Repeat the entire listing exactly.
=== SOURCE RECORDS ===
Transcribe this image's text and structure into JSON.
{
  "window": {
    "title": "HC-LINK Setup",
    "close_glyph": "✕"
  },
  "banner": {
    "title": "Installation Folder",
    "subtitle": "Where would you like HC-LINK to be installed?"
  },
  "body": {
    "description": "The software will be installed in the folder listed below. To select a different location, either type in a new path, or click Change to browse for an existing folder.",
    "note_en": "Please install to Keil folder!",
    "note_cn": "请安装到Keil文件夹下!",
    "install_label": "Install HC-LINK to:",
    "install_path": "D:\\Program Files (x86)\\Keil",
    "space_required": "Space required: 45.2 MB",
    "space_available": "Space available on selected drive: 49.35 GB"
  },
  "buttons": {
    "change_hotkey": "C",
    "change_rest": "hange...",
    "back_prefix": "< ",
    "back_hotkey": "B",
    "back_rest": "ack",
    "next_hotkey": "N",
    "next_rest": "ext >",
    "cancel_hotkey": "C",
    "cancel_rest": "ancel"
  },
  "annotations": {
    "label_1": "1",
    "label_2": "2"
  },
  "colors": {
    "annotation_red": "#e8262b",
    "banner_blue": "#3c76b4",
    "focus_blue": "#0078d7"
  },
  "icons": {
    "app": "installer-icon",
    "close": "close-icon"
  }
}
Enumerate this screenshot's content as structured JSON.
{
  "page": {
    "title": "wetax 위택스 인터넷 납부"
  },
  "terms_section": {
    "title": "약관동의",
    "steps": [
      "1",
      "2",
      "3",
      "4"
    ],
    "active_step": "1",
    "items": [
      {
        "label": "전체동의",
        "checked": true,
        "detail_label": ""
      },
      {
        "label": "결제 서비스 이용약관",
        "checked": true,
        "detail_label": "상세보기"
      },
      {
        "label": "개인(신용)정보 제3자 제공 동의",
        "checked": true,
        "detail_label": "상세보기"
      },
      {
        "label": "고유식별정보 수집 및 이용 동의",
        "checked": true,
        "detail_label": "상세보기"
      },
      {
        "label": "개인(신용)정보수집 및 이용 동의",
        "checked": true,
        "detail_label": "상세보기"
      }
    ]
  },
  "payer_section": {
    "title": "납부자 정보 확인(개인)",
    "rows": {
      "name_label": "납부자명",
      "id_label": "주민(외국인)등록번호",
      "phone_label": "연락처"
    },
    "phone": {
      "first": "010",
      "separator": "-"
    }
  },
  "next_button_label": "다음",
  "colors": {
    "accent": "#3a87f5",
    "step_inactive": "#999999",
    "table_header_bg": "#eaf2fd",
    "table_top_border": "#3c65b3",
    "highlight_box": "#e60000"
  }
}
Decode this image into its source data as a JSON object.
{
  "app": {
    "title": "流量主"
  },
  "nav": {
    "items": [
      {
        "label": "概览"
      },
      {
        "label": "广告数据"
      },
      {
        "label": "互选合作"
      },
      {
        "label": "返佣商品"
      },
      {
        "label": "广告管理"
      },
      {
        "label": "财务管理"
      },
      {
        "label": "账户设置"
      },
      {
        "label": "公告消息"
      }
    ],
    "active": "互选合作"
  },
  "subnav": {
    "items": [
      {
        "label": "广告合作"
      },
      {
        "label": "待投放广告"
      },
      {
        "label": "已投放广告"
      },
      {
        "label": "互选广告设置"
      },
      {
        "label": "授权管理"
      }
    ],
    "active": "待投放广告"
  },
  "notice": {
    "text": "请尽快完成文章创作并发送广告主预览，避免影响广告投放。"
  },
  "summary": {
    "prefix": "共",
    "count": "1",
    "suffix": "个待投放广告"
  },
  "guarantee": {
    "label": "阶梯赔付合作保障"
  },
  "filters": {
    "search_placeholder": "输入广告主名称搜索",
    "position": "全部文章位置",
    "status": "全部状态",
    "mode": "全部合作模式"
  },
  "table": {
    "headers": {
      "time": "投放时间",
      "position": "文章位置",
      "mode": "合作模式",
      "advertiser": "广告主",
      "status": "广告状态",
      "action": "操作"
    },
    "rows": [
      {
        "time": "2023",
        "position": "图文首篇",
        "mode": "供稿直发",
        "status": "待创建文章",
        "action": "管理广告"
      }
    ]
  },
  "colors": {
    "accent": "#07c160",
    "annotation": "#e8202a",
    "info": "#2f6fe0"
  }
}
===
ANSWER BELOW —
Transcribe this image's text and structure into JSON.
{
  "window": {
    "title": "HC-LINK Setup",
    "close_glyph": "✕"
  },
  "banner": {
    "title": "Installation Folder",
    "subtitle": "Where would you like HC-LINK to be installed?"
  },
  "body": {
    "description": "The software will be installed in the folder listed below. To select a different location, either type in a new path, or click Change to browse for an existing folder.",
    "note_en": "Please install to Keil folder!",
    "note_cn": "请安装到Keil文件夹下!",
    "install_label": "Install HC-LINK to:",
    "install_path": "D:\\Program Files (x86)\\Keil",
    "space_required": "Space required: 45.2 MB",
    "space_available": "Space available on selected drive: 49.35 GB"
  },
  "buttons": {
    "change_hotkey": "C",
    "change_rest": "hange...",
    "back_prefix": "< ",
    "back_hotkey": "B",
    "back_rest": "ack",
    "next_hotkey": "N",
    "next_rest": "ext >",
    "cancel_hotkey": "C",
    "cancel_rest": "ancel"
  },
  "annotations": {
    "label_1": "1",
    "label_2": "2"
  },
  "colors": {
    "annotation_red": "#e8262b",
    "banner_blue": "#3c76b4",
    "focus_blue": "#0078d7"
  },
  "icons": {
    "app": "installer-icon",
    "close": "close-icon"
  }
}
Enumerate this screenshot's content as structured JSON.
{
  "page": {
    "title": "wetax 위택스 인터넷 납부"
  },
  "terms_section": {
    "title": "약관동의",
    "steps": [
      "1",
      "2",
      "3",
      "4"
    ],
    "active_step": "1",
    "items": [
      {
        "label": "전체동의",
        "checked": true,
        "detail_label": ""
      },
      {
        "label": "결제 서비스 이용약관",
        "checked": true,
        "detail_label": "상세보기"
      },
      {
        "label": "개인(신용)정보 제3자 제공 동의",
        "checked": true,
        "detail_label": "상세보기"
      },
      {
        "label": "고유식별정보 수집 및 이용 동의",
        "checked": true,
        "detail_label": "상세보기"
      },
      {
        "label": "개인(신용)정보수집 및 이용 동의",
        "checked": true,
        "detail_label": "상세보기"
      }
    ]
  },
  "payer_section": {
    "title": "납부자 정보 확인(개인)",
    "rows": {
      "name_label": "납부자명",
      "id_label": "주민(외국인)등록번호",
      "phone_label": "연락처"
    },
    "phone": {
      "first": "010",
      "separator": "-"
    }
  },
  "next_button_label": "다음",
  "colors": {
    "accent": "#3a87f5",
    "step_inactive": "#999999",
    "table_header_bg": "#eaf2fd",
    "table_top_border": "#3c65b3",
    "highlight_box": "#e60000"
  }
}
Decode this image into its source data as a JSON object.
{
  "app": {
    "title": "流量主"
  },
  "nav": {
    "items": [
      {
        "label": "概览"
      },
      {
        "label": "广告数据"
      },
      {
        "label": "互选合作"
      },
      {
        "label": "返佣商品"
      },
      {
        "label": "广告管理"
      },
      {
        "label": "财务管理"
      },
      {
        "label": "账户设置"
      },
      {
        "label": "公告消息"
      }
    ],
    "active": "互选合作"
  },
  "subnav": {
    "items": [
      {
        "label": "广告合作"
      },
      {
        "label": "待投放广告"
      },
      {
        "label": "已投放广告"
      },
      {
        "label": "互选广告设置"
      },
      {
        "label": "授权管理"
      }
    ],
    "active": "待投放广告"
  },
  "notice": {
    "text": "请尽快完成文章创作并发送广告主预览，避免影响广告投放。"
  },
  "summary": {
    "prefix": "共",
    "count": "1",
    "suffix": "个待投放广告"
  },
  "guarantee": {
    "label": "阶梯赔付合作保障"
  },
  "filters": {
    "search_placeholder": "输入广告主名称搜索",
    "position": "全部文章位置",
    "status": "全部状态",
    "mode": "全部合作模式"
  },
  "table": {
    "headers": {
      "time": "投放时间",
      "position": "文章位置",
      "mode": "合作模式",
      "advertiser": "广告主",
      "status": "广告状态",
      "action": "操作"
    },
    "rows": [
      {
        "time": "2023",
        "position": "图文首篇",
        "mode": "供稿直发",
        "status": "待创建文章",
        "action": "管理广告"
      }
    ]
  },
  "colors": {
    "accent": "#07c160",
    "annotation": "#e8202a",
    "info": "#2f6fe0"
  }
}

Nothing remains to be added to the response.